__Provided entries__
--- start ---

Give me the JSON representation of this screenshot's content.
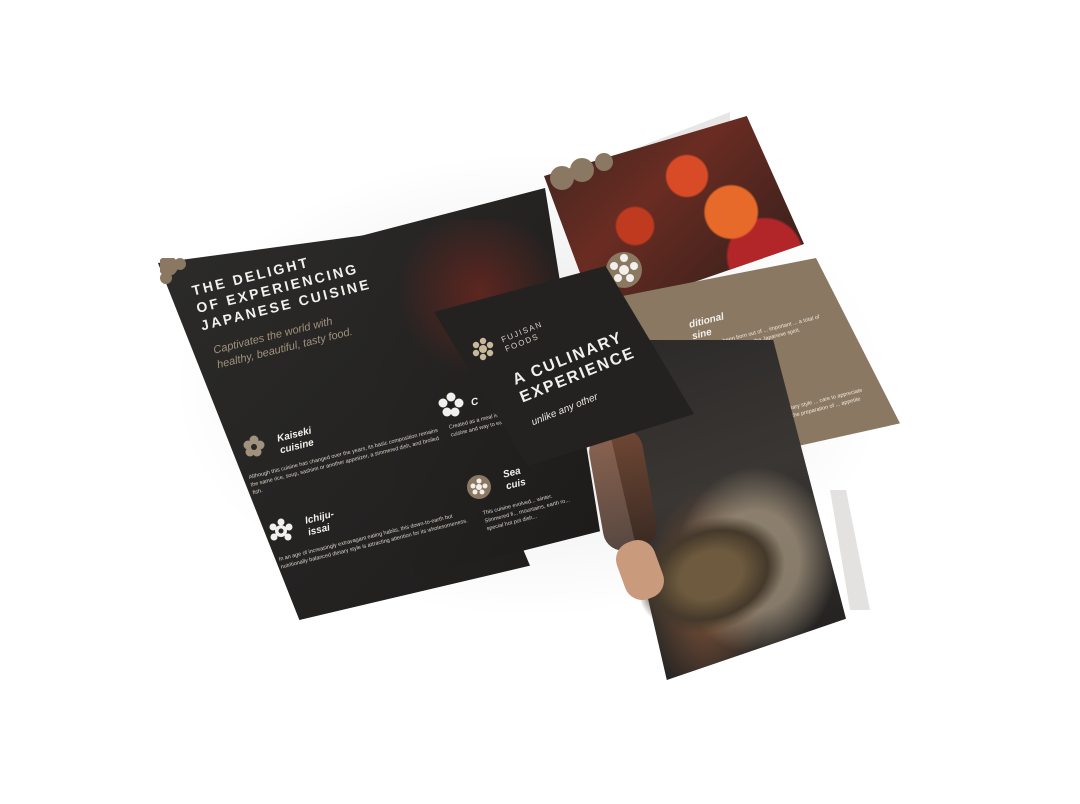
{
  "left_panel": {
    "heading": [
      "THE DELIGHT",
      "OF EXPERIENCING",
      "JAPANESE CUISINE"
    ],
    "tagline": [
      "Captivates the world with",
      "healthy, beautiful, tasty food."
    ],
    "items": [
      {
        "title": [
          "Kaiseki",
          "cuisine"
        ],
        "body": "Although this cuisine has changed over the years, its basic composition remains the same rice, soup, sashimi or another appetizer, a simmered dish, and broiled fish."
      },
      {
        "title": [
          "Ichiju-",
          "issai"
        ],
        "body": "In an age of increasingly extravagant eating habits, this down-to-earth but nutritionally balanced dietary style is attracting attention for its wholesomeness."
      }
    ]
  },
  "middle_panel": {
    "items": [
      {
        "title": [
          "C"
        ],
        "body": "Created as a meal is not just cuisine and way to eat."
      },
      {
        "title": [
          "Sea",
          "cuis"
        ],
        "body": "This cuisine evolved... winter. Simmered fi... mountains, earth ro... special hot pot dish..."
      }
    ]
  },
  "right_panel": {
    "item_title": [
      "ditional",
      "sine"
    ],
    "body_top": "has been born out of ... important ... a total of rising and ... ing the Japanese spirit.",
    "body_bottom": "... simple dietary style ... care to appreciate the ... some the preparation of ... appetite manner."
  },
  "cover": {
    "brand": [
      "FUJISAN",
      "FOODS"
    ],
    "title": [
      "A CULINARY",
      "EXPERIENCE"
    ],
    "subtitle": "unlike any other"
  },
  "colors": {
    "dark": "#232221",
    "tan": "#8a7862",
    "accent_text": "#a0927d",
    "light": "#f2f0ec"
  },
  "icons": [
    "flower-icon"
  ]
}
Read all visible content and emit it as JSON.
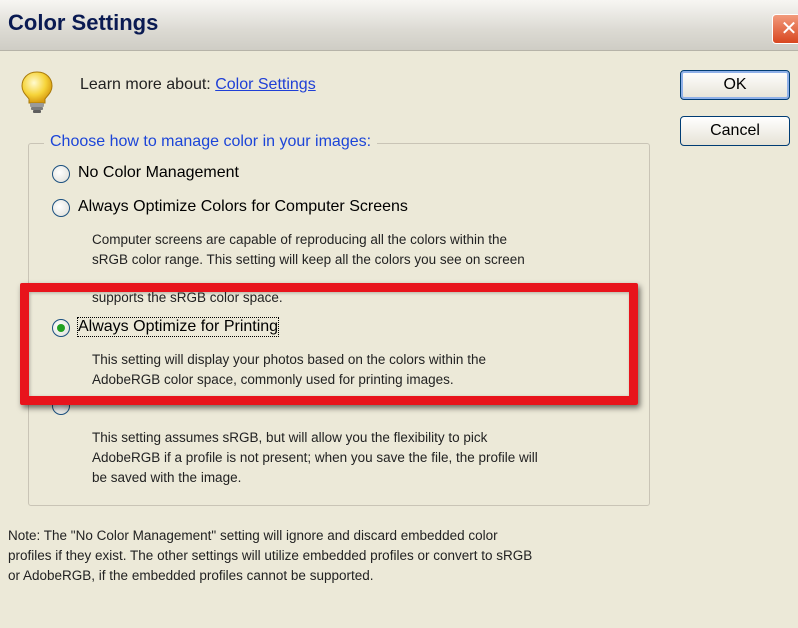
{
  "window": {
    "title": "Color Settings",
    "close_label": "✕"
  },
  "learn": {
    "prefix": "Learn more about:",
    "link": "Color Settings"
  },
  "buttons": {
    "ok": "OK",
    "cancel": "Cancel"
  },
  "group": {
    "legend": "Choose how to manage color in your images:",
    "options": [
      {
        "label": "No Color Management",
        "selected": false
      },
      {
        "label": "Always Optimize Colors for Computer Screens",
        "selected": false,
        "desc_lines": [
          "Computer screens are capable of reproducing all the colors within the",
          "sRGB color range. This setting will keep all the colors you see on screen",
          "supports the sRGB color space."
        ]
      },
      {
        "label": "Always Optimize for Printing",
        "selected": true,
        "desc_lines": [
          "This setting will display your photos based on the colors within the",
          "AdobeRGB color space, commonly used for printing images."
        ]
      },
      {
        "label": "",
        "selected": false,
        "desc_lines": [
          "This setting assumes sRGB, but will allow you the flexibility to pick",
          "AdobeRGB if a profile is not present; when you save the file, the profile will",
          "be saved with the image."
        ]
      }
    ]
  },
  "note": {
    "lines": [
      "Note: The \"No Color Management\" setting will ignore and discard embedded color",
      "profiles if they exist. The other settings will utilize embedded profiles or convert to sRGB",
      "or AdobeRGB, if the embedded profiles cannot be supported."
    ]
  },
  "colors": {
    "highlight": "#e8141c",
    "link": "#1f3fd6",
    "legend": "#1c45d8",
    "radio_checked": "#21a121"
  },
  "icons": {
    "bulb": "lightbulb-icon",
    "close": "close-icon"
  }
}
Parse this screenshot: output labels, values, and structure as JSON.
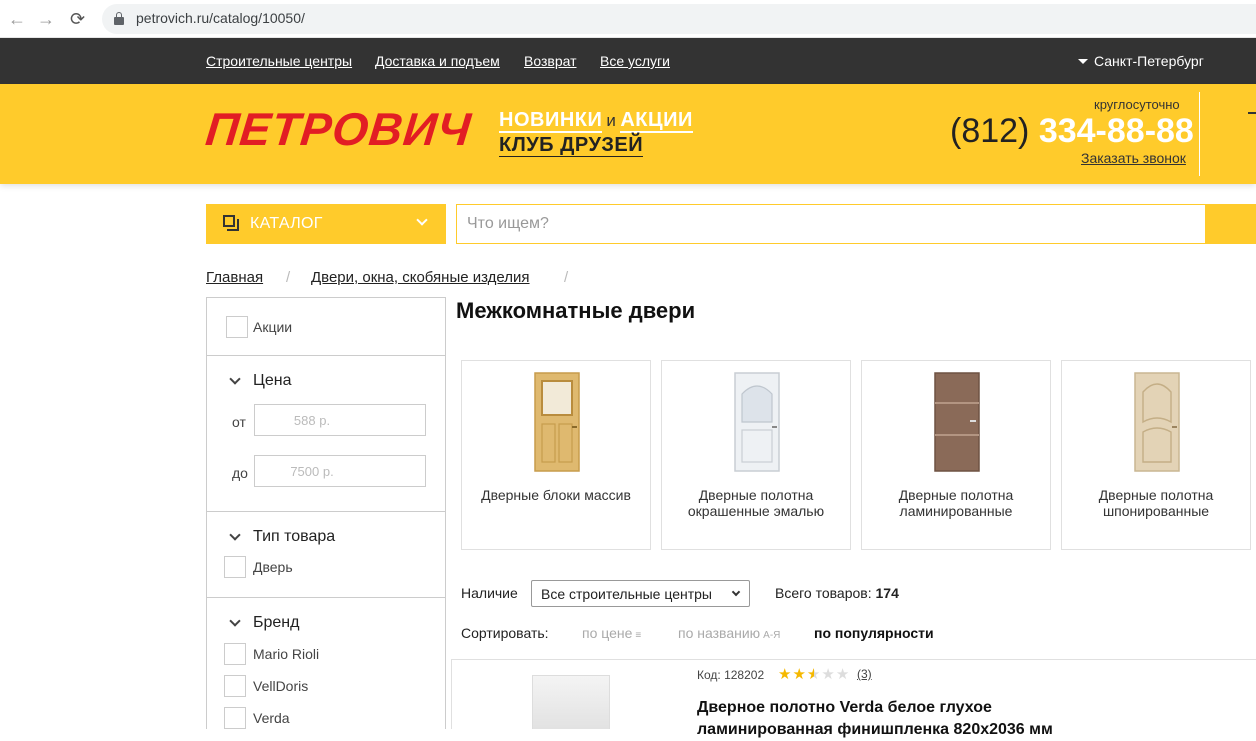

--- end ---

__Problem__
Each record above should come back exactly the same, only without its pictures.

__Solution for this problem__
Give me the JSON representation of this screenshot's content.
{
  "left_panel": {
    "heading": [
      "THE DELIGHT",
      "OF EXPERIENCING",
      "JAPANESE CUISINE"
    ],
    "tagline": [
      "Captivates the world with",
      "healthy, beautiful, tasty food."
    ],
    "items": [
      {
        "title": [
          "Kaiseki",
          "cuisine"
        ],
        "body": "Although this cuisine has changed over the years, its basic composition remains the same rice, soup, sashimi or another appetizer, a simmered dish, and broiled fish."
      },
      {
        "title": [
          "Ichiju-",
          "issai"
        ],
        "body": "In an age of increasingly extravagant eating habits, this down-to-earth but nutritionally balanced dietary style is attracting attention for its wholesomeness."
      }
    ]
  },
  "middle_panel": {
    "items": [
      {
        "title": [
          "C"
        ],
        "body": "Created as a meal is not just cuisine and way to eat."
      },
      {
        "title": [
          "Sea",
          "cuis"
        ],
        "body": "This cuisine evolved... winter. Simmered fi... mountains, earth ro... special hot pot dish..."
      }
    ]
  },
  "right_panel": {
    "item_title": [
      "ditional",
      "sine"
    ],
    "body_top": "has been born out of ... important ... a total of rising and ... ing the Japanese spirit.",
    "body_bottom": "... simple dietary style ... care to appreciate the ... some the preparation of ... appetite manner."
  },
  "cover": {
    "brand": [
      "FUJISAN",
      "FOODS"
    ],
    "title": [
      "A CULINARY",
      "EXPERIENCE"
    ],
    "subtitle": "unlike any other"
  },
  "colors": {
    "dark": "#232221",
    "tan": "#8a7862",
    "accent_text": "#a0927d",
    "light": "#f2f0ec"
  },
  "icons": [
    "flower-icon"
  ]
}
Read all visible content and emit it as JSON.
{
  "window": {
    "title": "Color Settings",
    "close_label": "✕"
  },
  "learn": {
    "prefix": "Learn more about:",
    "link": "Color Settings"
  },
  "buttons": {
    "ok": "OK",
    "cancel": "Cancel"
  },
  "group": {
    "legend": "Choose how to manage color in your images:",
    "options": [
      {
        "label": "No Color Management",
        "selected": false
      },
      {
        "label": "Always Optimize Colors for Computer Screens",
        "selected": false,
        "desc_lines": [
          "Computer screens are capable of reproducing all the colors within the",
          "sRGB color range. This setting will keep all the colors you see on screen",
          "supports the sRGB color space."
        ]
      },
      {
        "label": "Always Optimize for Printing",
        "selected": true,
        "desc_lines": [
          "This setting will display your photos based on the colors within the",
          "AdobeRGB color space, commonly used for printing images."
        ]
      },
      {
        "label": "",
        "selected": false,
        "desc_lines": [
          "This setting assumes sRGB, but will allow you the flexibility to pick",
          "AdobeRGB if a profile is not present; when you save the file, the profile will",
          "be saved with the image."
        ]
      }
    ]
  },
  "note": {
    "lines": [
      "Note: The \"No Color Management\" setting will ignore and discard embedded color",
      "profiles if they exist. The other settings will utilize embedded profiles or convert to sRGB",
      "or AdobeRGB, if the embedded profiles cannot be supported."
    ]
  },
  "colors": {
    "highlight": "#e8141c",
    "link": "#1f3fd6",
    "legend": "#1c45d8",
    "radio_checked": "#21a121"
  },
  "icons": {
    "bulb": "lightbulb-icon",
    "close": "close-icon"
  }
}
Parse this screenshot: output labels, values, and structure as JSON.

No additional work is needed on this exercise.